**Exercise requirements:**
Using the records that follow, copy every line containing the word "move".

==== Records supplied

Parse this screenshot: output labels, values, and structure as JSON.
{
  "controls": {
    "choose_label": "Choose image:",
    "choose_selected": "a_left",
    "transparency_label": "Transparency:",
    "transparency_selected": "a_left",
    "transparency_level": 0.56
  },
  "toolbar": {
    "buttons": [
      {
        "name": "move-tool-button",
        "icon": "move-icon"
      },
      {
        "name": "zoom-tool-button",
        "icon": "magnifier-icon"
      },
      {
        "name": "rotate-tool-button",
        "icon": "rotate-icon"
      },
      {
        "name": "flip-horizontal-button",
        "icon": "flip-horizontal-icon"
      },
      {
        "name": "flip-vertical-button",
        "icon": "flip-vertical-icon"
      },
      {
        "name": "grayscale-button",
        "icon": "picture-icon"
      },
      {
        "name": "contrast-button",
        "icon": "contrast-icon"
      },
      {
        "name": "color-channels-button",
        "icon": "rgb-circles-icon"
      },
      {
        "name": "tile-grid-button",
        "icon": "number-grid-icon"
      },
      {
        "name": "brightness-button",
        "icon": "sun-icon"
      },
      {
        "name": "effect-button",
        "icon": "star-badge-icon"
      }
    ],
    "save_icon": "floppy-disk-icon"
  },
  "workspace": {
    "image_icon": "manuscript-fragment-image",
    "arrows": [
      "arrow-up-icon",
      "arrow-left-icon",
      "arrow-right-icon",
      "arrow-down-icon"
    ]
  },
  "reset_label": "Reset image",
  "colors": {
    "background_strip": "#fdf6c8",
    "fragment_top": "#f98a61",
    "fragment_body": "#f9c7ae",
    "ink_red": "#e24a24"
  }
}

========

**Exercise result:**
        "name": "move-tool-button",
        "icon": "move-icon"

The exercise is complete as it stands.